CHALLENGE:
Find the lines with "Comp" in them and copy them out.

INPUT:
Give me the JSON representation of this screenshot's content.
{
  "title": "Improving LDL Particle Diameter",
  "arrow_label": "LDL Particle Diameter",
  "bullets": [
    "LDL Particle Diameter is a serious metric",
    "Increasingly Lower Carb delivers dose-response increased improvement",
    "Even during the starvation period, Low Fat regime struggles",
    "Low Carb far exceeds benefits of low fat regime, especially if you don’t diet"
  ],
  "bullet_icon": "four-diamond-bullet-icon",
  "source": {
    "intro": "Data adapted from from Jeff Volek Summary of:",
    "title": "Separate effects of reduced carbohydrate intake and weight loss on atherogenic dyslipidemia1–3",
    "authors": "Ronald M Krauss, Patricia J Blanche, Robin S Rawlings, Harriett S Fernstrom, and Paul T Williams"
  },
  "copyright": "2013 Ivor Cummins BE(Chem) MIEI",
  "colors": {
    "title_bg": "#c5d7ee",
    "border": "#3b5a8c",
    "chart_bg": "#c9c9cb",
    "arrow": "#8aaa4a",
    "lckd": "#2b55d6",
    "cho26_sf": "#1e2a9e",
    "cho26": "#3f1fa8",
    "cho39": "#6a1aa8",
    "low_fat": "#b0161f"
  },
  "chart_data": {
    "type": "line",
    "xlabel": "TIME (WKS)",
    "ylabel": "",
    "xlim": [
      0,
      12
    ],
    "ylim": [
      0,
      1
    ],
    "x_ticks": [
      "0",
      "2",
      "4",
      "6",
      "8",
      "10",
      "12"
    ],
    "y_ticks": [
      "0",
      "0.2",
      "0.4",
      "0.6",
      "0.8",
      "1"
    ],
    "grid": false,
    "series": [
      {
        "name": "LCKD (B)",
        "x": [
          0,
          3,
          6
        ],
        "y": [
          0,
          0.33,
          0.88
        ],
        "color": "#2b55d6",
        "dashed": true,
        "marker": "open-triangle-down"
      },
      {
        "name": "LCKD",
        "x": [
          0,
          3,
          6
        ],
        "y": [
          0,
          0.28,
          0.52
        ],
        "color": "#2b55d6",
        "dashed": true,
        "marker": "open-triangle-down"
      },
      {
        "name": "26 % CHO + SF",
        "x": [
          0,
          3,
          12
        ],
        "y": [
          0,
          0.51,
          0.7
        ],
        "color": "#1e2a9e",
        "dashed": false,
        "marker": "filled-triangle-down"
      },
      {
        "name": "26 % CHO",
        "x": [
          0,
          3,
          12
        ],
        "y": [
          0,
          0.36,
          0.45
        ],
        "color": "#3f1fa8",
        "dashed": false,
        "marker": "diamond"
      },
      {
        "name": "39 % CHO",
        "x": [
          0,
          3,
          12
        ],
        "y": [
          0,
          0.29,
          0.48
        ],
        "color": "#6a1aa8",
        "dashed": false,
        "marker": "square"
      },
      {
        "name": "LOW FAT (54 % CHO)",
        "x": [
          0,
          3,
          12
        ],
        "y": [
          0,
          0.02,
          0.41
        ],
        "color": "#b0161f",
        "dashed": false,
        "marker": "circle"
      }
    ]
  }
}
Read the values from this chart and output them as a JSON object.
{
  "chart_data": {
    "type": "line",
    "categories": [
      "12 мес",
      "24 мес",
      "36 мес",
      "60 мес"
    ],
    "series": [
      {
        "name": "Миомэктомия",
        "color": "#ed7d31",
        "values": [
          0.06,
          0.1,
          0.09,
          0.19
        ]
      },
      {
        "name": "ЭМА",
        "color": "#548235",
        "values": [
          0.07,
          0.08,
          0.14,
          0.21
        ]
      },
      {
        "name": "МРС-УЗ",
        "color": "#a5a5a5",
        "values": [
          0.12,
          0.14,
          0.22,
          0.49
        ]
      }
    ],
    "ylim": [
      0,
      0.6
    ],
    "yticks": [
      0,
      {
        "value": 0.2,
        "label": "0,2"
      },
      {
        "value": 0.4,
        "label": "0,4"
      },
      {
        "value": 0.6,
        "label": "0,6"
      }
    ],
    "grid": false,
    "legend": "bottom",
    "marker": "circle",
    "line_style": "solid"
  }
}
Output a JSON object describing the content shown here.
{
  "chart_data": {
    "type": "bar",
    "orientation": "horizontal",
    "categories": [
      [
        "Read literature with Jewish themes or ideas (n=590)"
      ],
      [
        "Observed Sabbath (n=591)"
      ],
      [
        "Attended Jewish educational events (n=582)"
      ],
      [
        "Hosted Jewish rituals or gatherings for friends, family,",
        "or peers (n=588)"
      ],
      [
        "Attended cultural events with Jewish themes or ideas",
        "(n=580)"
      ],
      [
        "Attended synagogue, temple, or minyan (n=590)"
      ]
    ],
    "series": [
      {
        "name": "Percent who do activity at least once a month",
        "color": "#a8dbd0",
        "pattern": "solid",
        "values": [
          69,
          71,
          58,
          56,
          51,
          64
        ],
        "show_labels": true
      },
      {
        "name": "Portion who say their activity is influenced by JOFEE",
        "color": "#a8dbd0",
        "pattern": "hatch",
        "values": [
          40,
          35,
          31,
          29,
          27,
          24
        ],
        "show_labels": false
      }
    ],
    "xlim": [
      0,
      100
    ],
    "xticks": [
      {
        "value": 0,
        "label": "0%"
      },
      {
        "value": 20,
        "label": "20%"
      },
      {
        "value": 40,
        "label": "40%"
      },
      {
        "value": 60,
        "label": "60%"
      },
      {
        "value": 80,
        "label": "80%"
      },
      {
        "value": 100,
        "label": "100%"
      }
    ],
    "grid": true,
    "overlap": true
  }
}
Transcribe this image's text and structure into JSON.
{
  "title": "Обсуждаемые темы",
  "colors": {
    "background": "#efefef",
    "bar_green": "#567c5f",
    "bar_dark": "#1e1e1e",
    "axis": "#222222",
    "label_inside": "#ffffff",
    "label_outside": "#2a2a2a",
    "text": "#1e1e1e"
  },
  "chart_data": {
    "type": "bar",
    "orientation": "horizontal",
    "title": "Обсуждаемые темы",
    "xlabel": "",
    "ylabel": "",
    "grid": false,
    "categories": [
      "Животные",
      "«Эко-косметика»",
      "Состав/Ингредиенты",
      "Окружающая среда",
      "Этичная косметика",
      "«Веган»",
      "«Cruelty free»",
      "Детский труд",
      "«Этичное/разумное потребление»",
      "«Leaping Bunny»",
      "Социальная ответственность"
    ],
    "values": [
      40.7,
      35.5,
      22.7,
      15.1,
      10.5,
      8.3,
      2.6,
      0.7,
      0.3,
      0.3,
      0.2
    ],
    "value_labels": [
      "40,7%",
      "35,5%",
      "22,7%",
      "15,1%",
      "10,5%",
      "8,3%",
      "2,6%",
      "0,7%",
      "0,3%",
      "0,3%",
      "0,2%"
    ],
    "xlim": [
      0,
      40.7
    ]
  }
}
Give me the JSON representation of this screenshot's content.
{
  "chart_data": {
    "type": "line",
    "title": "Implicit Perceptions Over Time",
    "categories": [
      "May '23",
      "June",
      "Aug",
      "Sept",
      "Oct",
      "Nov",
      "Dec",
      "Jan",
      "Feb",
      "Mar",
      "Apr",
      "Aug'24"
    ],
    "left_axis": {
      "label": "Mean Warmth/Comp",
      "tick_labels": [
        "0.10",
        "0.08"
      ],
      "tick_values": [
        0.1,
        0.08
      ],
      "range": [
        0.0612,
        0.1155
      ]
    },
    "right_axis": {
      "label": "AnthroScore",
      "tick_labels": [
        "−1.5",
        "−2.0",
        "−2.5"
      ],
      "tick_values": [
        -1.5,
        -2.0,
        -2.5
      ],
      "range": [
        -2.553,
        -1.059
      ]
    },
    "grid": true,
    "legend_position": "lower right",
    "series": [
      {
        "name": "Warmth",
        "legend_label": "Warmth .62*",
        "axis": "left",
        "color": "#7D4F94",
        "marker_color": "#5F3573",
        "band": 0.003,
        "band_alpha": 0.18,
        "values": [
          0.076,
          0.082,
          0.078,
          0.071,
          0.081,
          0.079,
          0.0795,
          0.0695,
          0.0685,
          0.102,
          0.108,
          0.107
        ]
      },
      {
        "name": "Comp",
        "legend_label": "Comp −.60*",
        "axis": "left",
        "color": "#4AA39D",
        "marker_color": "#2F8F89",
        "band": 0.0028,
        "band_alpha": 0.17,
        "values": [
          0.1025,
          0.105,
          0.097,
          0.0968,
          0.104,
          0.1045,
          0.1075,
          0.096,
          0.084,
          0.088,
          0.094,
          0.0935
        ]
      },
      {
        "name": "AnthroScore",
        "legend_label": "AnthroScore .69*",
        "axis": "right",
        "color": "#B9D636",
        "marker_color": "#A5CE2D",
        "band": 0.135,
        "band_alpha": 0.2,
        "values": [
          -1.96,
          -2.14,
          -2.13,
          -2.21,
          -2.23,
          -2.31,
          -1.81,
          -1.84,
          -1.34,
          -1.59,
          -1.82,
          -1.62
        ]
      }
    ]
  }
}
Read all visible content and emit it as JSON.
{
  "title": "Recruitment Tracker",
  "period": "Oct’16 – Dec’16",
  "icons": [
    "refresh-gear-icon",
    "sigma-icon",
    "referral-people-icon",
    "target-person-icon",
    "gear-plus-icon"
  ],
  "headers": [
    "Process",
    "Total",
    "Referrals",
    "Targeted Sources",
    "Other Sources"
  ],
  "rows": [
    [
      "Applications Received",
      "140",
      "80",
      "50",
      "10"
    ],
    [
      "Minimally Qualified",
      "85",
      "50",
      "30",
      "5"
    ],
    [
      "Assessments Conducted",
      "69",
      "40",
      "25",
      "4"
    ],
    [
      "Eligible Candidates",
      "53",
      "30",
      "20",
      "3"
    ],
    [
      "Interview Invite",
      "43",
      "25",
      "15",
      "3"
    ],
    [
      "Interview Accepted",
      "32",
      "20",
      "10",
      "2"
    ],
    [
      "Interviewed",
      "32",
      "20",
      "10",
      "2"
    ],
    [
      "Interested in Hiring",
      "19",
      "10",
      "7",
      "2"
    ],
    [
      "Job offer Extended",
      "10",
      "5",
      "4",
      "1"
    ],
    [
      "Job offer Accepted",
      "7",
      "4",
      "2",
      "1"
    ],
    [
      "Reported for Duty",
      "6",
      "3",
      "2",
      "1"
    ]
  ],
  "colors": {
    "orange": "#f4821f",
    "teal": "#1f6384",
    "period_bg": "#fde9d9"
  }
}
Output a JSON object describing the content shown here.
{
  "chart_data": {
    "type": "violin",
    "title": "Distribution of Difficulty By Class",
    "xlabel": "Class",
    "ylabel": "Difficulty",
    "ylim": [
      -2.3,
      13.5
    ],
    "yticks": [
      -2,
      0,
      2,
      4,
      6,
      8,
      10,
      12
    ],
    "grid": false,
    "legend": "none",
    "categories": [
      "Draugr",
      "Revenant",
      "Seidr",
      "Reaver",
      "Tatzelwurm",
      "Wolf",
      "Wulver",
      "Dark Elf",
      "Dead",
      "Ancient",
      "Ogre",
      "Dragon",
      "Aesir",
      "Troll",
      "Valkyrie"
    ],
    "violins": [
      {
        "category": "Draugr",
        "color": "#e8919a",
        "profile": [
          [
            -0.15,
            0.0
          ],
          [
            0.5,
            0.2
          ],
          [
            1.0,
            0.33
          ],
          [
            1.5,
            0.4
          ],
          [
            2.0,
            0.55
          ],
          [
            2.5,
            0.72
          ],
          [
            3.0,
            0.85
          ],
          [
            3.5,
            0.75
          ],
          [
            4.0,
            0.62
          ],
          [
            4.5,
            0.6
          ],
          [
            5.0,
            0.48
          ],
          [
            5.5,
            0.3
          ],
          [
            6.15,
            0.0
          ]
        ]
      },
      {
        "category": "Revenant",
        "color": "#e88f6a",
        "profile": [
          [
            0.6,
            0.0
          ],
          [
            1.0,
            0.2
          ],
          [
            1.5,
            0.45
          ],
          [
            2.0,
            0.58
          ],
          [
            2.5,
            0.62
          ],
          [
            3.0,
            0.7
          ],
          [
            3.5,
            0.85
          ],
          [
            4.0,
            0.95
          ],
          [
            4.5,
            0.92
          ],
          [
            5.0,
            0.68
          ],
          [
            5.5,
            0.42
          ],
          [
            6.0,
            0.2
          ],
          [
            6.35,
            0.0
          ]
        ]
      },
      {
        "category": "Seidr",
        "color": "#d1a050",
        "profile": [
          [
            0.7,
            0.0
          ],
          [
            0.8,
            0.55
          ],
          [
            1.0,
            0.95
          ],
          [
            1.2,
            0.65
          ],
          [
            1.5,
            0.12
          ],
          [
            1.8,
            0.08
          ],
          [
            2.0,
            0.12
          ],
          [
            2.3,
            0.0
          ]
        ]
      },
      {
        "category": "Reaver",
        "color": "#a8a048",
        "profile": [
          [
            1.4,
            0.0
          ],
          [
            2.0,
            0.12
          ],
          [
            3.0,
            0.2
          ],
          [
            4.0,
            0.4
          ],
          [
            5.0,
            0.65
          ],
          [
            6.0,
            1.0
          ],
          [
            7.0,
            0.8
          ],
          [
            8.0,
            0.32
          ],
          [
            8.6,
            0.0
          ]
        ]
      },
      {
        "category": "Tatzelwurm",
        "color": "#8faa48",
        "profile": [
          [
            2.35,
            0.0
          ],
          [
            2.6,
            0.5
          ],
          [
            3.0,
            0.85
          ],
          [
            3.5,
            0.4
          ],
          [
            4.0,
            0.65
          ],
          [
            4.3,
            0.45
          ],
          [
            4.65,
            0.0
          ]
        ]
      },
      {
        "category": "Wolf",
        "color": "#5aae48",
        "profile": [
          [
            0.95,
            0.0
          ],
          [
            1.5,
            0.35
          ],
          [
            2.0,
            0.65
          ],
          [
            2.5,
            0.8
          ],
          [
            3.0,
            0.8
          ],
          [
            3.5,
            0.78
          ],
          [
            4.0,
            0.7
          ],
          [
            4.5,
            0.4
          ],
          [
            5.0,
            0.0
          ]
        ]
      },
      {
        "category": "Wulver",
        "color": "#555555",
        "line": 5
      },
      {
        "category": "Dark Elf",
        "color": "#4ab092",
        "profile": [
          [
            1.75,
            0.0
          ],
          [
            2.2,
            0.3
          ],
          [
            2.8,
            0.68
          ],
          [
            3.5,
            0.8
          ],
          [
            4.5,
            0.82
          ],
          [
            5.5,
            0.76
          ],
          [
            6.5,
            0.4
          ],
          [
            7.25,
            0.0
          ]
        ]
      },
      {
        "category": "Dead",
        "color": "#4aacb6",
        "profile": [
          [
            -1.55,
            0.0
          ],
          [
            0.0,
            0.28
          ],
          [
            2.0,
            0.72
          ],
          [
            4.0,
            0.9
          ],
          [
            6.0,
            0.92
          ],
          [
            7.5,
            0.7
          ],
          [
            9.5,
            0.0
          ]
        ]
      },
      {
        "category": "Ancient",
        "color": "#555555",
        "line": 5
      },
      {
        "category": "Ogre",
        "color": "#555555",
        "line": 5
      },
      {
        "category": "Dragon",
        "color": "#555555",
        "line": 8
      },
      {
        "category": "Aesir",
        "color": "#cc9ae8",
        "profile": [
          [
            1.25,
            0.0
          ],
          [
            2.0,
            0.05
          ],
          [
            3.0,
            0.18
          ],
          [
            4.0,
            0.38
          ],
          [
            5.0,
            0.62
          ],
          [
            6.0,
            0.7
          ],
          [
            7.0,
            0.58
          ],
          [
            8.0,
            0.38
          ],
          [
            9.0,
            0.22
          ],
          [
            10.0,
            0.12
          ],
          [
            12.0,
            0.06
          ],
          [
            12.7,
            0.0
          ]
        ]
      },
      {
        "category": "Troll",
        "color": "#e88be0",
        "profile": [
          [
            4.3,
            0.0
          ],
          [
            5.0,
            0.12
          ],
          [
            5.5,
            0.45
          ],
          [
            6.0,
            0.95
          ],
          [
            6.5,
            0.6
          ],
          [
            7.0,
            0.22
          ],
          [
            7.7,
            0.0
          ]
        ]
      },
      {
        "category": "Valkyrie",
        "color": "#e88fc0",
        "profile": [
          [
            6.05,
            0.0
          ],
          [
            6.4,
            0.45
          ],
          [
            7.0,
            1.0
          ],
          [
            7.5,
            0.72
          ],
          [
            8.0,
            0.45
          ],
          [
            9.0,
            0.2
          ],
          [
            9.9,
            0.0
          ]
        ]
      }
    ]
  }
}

EXERCISE OUTPUT:
      "label": "Mean Warmth/Comp",
        "name": "Comp",
        "legend_label": "Comp −.60*",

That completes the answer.